* Extracted data entries *

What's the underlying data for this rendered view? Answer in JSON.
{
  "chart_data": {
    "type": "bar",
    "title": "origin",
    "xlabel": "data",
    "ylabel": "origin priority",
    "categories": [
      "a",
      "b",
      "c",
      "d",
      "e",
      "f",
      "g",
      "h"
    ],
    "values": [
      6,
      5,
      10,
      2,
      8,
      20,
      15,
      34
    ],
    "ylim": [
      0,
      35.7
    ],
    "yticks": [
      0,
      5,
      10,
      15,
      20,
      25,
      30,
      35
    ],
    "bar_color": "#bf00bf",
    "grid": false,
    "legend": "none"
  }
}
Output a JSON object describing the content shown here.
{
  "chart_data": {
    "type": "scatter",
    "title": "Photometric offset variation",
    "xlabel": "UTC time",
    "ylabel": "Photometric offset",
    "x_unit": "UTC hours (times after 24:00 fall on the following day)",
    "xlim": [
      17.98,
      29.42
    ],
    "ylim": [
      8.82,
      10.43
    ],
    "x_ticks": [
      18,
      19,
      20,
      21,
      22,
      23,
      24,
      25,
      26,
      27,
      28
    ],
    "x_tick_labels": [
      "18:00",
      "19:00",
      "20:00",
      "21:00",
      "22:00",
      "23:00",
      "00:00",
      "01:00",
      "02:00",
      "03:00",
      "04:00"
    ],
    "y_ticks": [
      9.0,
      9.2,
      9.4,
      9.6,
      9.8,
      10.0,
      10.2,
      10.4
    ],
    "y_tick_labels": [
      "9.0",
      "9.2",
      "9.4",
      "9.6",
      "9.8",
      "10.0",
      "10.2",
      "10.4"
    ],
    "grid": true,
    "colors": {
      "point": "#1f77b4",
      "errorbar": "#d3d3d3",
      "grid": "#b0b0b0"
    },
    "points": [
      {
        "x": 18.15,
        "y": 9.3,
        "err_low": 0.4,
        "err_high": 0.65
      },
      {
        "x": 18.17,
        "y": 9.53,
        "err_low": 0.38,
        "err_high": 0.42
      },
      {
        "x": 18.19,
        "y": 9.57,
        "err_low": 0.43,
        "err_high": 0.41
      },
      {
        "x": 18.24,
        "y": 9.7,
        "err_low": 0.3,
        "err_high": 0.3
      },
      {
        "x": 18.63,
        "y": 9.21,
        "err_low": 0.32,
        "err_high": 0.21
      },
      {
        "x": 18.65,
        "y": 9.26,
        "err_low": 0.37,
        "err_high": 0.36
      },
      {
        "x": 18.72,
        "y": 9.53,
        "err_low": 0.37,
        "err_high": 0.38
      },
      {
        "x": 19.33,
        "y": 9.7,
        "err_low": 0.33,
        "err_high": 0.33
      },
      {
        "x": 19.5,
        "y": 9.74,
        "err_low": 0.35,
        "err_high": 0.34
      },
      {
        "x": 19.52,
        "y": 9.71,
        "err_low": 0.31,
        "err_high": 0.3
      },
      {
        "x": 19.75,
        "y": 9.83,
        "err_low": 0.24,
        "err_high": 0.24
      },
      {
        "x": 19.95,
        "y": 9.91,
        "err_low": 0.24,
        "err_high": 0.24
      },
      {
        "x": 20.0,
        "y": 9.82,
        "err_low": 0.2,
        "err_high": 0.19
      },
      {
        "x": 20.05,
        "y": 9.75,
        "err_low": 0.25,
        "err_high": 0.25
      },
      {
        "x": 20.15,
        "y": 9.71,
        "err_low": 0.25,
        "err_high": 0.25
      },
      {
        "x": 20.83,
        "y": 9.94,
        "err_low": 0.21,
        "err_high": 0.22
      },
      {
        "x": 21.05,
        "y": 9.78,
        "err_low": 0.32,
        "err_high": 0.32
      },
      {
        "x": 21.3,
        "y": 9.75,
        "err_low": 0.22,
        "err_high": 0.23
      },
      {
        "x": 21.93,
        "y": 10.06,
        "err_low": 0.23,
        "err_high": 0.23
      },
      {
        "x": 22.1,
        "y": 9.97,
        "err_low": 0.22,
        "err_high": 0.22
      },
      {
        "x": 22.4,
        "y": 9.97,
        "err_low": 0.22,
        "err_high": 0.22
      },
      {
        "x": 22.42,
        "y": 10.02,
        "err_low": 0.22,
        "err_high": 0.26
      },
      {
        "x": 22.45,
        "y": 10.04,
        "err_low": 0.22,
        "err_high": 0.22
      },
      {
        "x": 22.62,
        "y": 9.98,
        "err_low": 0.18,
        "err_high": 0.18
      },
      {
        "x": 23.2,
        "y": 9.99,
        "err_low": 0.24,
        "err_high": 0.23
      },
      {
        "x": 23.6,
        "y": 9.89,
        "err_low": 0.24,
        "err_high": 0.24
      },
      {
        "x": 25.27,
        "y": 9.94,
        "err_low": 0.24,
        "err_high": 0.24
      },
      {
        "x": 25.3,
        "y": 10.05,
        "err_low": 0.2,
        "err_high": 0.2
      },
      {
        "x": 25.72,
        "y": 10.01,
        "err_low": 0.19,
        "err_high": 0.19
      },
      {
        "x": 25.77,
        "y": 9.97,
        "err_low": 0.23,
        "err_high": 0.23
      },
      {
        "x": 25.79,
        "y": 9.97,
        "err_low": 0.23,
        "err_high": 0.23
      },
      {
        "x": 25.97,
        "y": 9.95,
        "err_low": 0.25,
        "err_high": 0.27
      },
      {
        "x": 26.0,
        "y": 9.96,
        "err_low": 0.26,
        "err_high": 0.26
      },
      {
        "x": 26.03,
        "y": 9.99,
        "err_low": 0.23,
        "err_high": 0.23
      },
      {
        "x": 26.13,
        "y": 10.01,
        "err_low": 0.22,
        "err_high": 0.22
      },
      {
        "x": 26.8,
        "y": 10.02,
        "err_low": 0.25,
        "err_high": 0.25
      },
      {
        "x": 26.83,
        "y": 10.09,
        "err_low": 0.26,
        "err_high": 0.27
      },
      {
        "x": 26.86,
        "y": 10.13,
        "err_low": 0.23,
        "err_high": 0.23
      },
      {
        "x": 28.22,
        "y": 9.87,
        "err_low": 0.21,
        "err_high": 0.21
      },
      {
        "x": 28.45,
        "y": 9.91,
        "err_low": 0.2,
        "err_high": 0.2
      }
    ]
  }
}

* Challenge *
Which lines in the listing above hold the word "title"? Show each of them.

* Solved problem *
    "title": "origin",
    "title": "Photometric offset variation",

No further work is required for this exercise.